Texte à lire |

----------

Critique de la trivialité est de ces œuvres qui demandent au lecteur une maturité certaine en sciences de l’information et de la communication et le chercheur gagnerait à y revenir à mesure qu’il évolue dans ce domaine de recherche. Nous ne saurions que trop conseiller au lecteur de lire en premier Penser la trivialité. Volume 1. La vie triviale des êtres culturels (2008) qui constitue une parfaite introduction à l’ouvrage ici critiqué car il permet de mieux en appréhender la lecture.
L’œuvre n’a pas tant pour vocation de se montrer encyclopédique et de rendre compte de travaux personnels que de proposer une entreprise problématique et politique. La problématique traitée est celle des médiations de la communication comme enjeu de pouvoir ainsi que l’indique le sous-titre du livre. Finalement, ce livre cherche à faire saisir l’importance de l’enjeu politique que constituent l’appropriation, la rationalisation et l’exploitation de la trivialité des êtres culturels, enjeu que les sciences anthropo-sociales ont tendances à dénigrer mais qu’ont bien saisi les professionnels de la communication. Autrement dit, Jeanneret souhaite « mettre au jour des pouvoirs qui tiennent moins au contenu particulier des énoncés qu’aux modalités de leur partage social et par là poser des questions politiques qui sont rarement évoqués dans le débat actuel sur le rôle de la communication » (p. 25).

----------

Items fournis |
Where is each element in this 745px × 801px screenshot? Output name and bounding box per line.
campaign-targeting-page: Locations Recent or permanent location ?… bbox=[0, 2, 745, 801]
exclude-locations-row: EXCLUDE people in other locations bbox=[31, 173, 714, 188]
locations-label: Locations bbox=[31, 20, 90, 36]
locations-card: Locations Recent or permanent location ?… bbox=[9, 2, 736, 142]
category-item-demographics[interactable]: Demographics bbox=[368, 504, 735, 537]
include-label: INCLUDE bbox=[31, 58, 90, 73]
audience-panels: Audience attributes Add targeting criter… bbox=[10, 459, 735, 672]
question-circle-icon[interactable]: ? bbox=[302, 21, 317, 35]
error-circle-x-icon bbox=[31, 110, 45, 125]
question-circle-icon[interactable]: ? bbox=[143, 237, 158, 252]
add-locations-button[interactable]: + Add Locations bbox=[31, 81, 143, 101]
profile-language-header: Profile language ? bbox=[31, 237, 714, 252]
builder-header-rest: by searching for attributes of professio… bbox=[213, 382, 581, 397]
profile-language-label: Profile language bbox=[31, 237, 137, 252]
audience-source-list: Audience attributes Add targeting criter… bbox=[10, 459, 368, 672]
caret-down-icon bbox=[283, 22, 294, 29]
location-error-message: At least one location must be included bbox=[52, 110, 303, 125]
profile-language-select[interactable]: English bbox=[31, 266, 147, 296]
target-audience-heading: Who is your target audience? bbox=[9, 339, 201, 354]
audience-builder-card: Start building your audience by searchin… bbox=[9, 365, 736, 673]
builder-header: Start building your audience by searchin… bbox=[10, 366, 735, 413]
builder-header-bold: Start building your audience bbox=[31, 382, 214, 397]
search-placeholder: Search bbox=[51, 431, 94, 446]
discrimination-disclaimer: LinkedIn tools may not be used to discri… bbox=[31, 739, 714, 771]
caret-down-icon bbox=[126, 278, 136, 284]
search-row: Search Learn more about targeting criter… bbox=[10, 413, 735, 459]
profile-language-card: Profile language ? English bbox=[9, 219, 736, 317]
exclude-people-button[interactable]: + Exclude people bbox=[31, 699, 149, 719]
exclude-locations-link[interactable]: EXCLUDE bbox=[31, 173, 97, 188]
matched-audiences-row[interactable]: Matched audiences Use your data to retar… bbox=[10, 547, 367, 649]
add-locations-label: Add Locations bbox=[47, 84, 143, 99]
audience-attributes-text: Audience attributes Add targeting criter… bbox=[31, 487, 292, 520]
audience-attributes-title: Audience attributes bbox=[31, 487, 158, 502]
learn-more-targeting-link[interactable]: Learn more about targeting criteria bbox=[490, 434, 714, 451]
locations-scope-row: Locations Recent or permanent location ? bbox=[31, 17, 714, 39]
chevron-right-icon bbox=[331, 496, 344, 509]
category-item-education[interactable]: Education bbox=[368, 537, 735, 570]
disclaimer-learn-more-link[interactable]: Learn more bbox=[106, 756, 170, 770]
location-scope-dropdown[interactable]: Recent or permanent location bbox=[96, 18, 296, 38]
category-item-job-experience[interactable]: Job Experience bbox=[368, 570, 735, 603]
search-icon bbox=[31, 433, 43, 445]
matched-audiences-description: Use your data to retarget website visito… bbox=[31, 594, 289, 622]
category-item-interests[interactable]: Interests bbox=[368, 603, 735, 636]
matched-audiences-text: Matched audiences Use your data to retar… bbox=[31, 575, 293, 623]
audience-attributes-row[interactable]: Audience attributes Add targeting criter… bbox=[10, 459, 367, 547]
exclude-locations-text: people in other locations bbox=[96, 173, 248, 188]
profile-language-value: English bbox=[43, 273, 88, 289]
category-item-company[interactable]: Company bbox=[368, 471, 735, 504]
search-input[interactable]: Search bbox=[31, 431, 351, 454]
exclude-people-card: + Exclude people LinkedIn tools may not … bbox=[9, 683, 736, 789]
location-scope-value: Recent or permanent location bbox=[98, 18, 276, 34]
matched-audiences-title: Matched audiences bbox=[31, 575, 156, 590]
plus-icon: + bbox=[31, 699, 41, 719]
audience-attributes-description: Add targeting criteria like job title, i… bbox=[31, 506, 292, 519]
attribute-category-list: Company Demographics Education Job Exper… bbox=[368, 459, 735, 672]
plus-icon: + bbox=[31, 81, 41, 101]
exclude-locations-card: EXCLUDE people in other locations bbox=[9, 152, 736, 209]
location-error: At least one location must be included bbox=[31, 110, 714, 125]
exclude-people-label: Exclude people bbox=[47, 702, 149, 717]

----------

Consigne |
Reproduisez à l'identique tout le passage du texte sur Critique de la trivialité qui va de « Critique de la » jusqu'à « appréhender la lecture. ». Appuyez-vous uniquement sur le texte pour répondre.

Réponse |
Critique de la trivialité est de ces œuvres qui demandent au lecteur une maturité certaine en sciences de l’information et de la communication et le chercheur gagnerait à y revenir à mesure qu’il évolue dans ce domaine de recherche. Nous ne saurions que trop conseiller au lecteur de lire en premier Penser la trivialité. Volume 1. La vie triviale des êtres culturels (2008) qui constitue une parfaite introduction à l’ouvrage ici critiqué car il permet de mieux en appréhender la lecture.